Collected data entries:
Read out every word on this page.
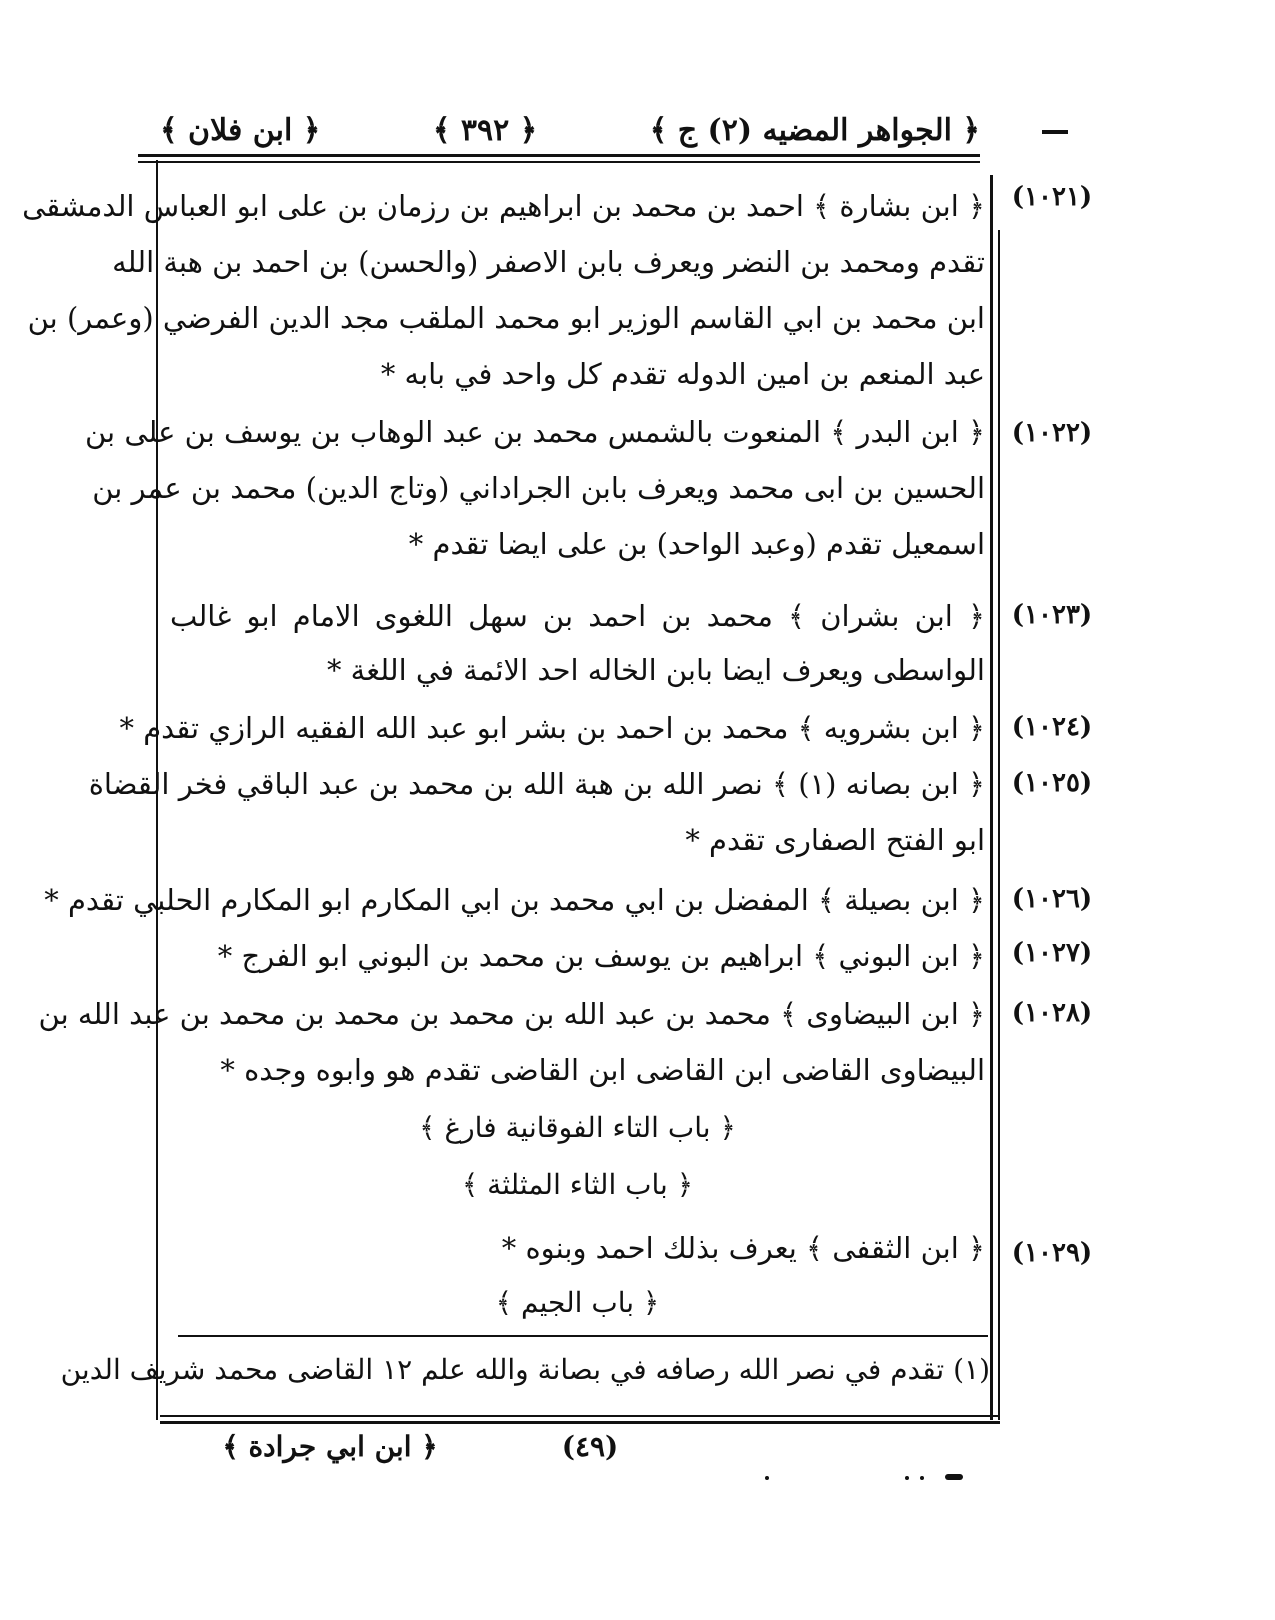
﴿ الجواهر المضيه (٢) ج ﴾
﴿ ٣٩٢ ﴾
﴿ ابن فلان ﴾
(١٠٢١)
﴿ ابن بشارة ﴾ احمد بن محمد بن ابراهيم بن رزمان بن على ابو العباس الدمشقى
تقدم ومحمد بن النضر ويعرف بابن الاصفر (والحسن) بن احمد بن هبة الله
ابن محمد بن ابي القاسم الوزير ابو محمد الملقب مجد الدين الفرضي (وعمر) بن
عبد المنعم بن امين الدوله تقدم كل واحد في بابه *
(١٠٢٢)
﴿ ابن البدر ﴾ المنعوت بالشمس محمد بن عبد الوهاب بن يوسف بن على بن
الحسين بن ابى محمد ويعرف بابن الجراداني (وتاج الدين) محمد بن عمر بن
اسمعيل تقدم (وعبد الواحد) بن على ايضا تقدم *
(١٠٢٣)
﴿ ابن بشران ﴾ محمد بن احمد بن سهل اللغوى الامام ابو غالب
الواسطى ويعرف ايضا بابن الخاله احد الائمة في اللغة *
(١٠٢٤)
﴿ ابن بشرويه ﴾ محمد بن احمد بن بشر ابو عبد الله الفقيه الرازي تقدم *
(١٠٢٥)
﴿ ابن بصانه (١) ﴾ نصر الله بن هبة الله بن محمد بن عبد الباقي فخر القضاة
ابو الفتح الصفارى تقدم *
(١٠٢٦)
﴿ ابن بصيلة ﴾ المفضل بن ابي محمد بن ابي المكارم ابو المكارم الحلبي تقدم *
(١٠٢٧)
﴿ ابن البوني ﴾ ابراهيم بن يوسف بن محمد بن البوني ابو الفرج *
(١٠٢٨)
﴿ ابن البيضاوى ﴾ محمد بن عبد الله بن محمد بن محمد بن محمد بن عبد الله بن
البيضاوى القاضى ابن القاضى ابن القاضى تقدم هو وابوه وجده *
﴿ باب التاء الفوقانية فارغ ﴾
﴿ باب الثاء المثلثة ﴾
(١٠٢٩)
﴿ ابن الثقفى ﴾ يعرف بذلك احمد وبنوه *
﴿ باب الجيم ﴾
(١) تقدم في نصر الله رصافه في بصانة والله علم ١٢ القاضى محمد شريف الدين
﴿ ابن ابي جرادة ﴾	(٤٩)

— PROBLEM —
From the data above, gather every line that includes the word "ايضا".

— RESPONSE —
اسمعيل تقدم (وعبد الواحد) بن على ايضا تقدم *
الواسطى ويعرف ايضا بابن الخاله احد الائمة في اللغة *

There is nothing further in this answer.